Copy each line of the records that holds the string "JSON".

[Records contained in a dataset]
════════════════

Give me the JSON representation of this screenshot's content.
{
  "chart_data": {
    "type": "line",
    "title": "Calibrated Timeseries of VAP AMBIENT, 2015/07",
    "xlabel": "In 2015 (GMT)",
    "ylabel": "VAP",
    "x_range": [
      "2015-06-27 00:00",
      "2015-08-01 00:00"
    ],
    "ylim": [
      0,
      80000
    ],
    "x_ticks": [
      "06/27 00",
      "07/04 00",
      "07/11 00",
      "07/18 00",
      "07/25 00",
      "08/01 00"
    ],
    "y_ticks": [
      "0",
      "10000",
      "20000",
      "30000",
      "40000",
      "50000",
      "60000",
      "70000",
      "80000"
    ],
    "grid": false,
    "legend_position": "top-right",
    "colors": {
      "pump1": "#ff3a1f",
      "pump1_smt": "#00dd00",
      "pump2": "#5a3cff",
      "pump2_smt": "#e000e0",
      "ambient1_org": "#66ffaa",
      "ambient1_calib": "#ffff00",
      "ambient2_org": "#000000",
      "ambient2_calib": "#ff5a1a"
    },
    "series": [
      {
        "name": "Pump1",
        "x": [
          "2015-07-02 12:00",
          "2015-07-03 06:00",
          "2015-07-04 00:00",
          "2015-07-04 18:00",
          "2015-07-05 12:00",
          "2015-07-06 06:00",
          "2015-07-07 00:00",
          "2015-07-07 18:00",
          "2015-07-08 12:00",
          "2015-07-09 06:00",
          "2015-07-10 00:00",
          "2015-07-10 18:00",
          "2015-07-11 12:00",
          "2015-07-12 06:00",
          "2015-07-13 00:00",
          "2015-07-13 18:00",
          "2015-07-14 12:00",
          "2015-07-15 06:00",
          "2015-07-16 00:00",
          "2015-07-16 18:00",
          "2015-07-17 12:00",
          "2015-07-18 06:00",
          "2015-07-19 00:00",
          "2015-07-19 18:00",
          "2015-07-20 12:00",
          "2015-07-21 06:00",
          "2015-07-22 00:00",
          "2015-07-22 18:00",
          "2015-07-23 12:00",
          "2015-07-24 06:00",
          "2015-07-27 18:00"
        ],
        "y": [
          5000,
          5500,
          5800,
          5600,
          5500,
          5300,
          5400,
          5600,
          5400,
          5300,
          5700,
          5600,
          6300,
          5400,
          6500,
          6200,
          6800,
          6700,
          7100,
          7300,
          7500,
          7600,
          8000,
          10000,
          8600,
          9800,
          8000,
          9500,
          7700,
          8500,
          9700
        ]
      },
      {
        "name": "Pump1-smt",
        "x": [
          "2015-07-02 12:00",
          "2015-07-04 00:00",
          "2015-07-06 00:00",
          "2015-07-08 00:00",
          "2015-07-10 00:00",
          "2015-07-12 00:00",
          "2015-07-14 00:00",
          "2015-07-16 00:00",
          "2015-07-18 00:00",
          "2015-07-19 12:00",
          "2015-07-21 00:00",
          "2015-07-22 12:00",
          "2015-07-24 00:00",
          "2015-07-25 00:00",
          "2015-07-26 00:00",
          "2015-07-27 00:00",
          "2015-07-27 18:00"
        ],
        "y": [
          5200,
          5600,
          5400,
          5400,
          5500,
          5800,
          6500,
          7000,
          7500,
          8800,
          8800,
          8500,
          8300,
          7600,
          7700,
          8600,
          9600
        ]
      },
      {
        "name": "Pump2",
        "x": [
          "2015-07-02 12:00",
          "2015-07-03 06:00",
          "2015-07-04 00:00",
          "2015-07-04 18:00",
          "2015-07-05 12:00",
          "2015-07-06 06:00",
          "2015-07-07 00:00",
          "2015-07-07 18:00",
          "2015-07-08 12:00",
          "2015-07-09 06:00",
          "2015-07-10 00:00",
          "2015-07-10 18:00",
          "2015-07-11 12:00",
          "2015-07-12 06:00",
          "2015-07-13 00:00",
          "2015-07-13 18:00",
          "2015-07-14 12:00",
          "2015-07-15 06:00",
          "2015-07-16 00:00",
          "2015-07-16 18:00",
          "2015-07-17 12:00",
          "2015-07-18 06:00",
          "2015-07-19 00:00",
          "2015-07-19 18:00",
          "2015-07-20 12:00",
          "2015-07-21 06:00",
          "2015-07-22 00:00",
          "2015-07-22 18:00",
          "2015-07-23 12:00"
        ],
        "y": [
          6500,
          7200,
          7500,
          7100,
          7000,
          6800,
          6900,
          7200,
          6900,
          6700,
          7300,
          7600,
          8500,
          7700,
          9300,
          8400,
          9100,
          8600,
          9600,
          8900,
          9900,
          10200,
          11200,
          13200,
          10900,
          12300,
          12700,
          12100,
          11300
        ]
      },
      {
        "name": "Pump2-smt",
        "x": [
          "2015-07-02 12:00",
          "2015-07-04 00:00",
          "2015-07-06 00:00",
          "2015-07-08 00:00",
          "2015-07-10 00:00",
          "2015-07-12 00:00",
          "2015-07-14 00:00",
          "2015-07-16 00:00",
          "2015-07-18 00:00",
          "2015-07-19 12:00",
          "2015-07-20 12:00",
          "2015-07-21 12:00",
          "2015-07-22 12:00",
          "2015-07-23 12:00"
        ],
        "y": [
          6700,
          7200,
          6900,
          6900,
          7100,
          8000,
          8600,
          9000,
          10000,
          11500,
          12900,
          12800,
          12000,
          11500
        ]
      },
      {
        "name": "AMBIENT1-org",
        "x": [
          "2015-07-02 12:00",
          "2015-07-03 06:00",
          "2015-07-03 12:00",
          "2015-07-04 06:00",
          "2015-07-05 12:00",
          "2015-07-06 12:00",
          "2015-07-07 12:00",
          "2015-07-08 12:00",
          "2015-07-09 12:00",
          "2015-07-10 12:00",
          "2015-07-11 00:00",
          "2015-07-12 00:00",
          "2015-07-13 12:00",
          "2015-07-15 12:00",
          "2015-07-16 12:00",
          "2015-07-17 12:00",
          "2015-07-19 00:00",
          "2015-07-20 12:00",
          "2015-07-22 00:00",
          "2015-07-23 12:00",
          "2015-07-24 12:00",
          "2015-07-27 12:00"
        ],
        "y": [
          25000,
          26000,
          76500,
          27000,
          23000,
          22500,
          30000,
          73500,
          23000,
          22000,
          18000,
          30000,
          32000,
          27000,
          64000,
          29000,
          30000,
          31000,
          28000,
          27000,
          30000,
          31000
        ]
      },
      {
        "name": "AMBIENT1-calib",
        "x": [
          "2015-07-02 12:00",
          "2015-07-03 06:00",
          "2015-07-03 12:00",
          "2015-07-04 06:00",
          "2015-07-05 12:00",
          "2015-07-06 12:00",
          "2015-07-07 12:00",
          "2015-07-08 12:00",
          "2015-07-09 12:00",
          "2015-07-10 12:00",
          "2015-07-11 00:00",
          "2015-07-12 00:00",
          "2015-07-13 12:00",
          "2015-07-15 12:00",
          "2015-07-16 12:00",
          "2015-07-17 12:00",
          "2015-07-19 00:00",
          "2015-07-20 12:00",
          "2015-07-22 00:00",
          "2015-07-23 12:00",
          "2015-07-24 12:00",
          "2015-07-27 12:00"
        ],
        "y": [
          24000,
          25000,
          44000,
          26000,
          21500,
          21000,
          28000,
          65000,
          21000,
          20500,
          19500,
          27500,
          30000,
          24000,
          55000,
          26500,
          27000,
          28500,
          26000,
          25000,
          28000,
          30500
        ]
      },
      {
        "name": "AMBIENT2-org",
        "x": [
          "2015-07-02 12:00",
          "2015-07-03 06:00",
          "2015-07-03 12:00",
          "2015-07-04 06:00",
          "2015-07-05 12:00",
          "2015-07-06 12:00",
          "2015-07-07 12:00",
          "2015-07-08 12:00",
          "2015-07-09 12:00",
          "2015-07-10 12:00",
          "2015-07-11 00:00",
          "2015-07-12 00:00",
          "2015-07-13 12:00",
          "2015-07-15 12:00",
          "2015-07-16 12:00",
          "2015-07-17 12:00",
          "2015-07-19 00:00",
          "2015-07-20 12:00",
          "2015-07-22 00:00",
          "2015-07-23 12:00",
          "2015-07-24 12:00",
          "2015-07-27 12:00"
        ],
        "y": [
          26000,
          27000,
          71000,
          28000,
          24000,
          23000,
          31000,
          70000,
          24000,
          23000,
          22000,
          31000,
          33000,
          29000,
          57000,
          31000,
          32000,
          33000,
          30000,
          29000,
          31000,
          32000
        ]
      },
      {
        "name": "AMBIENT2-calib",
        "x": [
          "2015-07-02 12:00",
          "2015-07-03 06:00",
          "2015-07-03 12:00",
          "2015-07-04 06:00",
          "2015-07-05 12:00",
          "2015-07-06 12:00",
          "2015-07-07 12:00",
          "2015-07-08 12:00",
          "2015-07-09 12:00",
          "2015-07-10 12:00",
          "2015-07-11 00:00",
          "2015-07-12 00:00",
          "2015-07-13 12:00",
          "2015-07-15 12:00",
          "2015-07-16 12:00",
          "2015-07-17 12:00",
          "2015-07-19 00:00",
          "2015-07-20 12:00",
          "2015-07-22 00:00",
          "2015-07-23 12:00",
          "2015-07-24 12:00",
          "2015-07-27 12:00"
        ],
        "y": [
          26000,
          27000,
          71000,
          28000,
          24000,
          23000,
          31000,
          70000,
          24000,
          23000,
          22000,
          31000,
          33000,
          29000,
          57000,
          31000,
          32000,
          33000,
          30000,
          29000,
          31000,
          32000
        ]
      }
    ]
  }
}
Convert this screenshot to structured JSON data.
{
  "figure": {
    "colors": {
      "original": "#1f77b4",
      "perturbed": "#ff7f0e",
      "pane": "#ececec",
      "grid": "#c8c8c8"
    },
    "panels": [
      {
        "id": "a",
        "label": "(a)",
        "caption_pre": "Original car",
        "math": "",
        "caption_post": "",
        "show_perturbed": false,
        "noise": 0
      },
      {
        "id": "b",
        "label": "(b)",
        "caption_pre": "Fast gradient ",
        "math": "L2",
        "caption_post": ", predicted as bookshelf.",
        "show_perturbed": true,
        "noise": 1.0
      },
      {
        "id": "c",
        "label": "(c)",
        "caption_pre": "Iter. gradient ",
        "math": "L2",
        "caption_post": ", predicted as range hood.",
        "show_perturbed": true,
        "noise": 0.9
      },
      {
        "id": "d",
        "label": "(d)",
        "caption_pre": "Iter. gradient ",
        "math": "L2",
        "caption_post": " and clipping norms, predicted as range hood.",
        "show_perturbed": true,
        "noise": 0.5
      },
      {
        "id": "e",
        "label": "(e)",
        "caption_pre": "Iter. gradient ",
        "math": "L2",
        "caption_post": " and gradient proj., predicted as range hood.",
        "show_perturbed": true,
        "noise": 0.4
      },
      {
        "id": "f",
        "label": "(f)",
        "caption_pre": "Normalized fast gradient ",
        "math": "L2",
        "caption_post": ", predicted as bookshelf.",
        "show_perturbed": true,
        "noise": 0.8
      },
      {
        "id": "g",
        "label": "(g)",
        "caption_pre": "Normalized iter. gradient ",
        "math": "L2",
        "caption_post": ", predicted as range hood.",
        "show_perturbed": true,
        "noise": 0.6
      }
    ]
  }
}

════════════════

[Response]
Give me the JSON representation of this screenshot's content.
Convert this screenshot to structured JSON data.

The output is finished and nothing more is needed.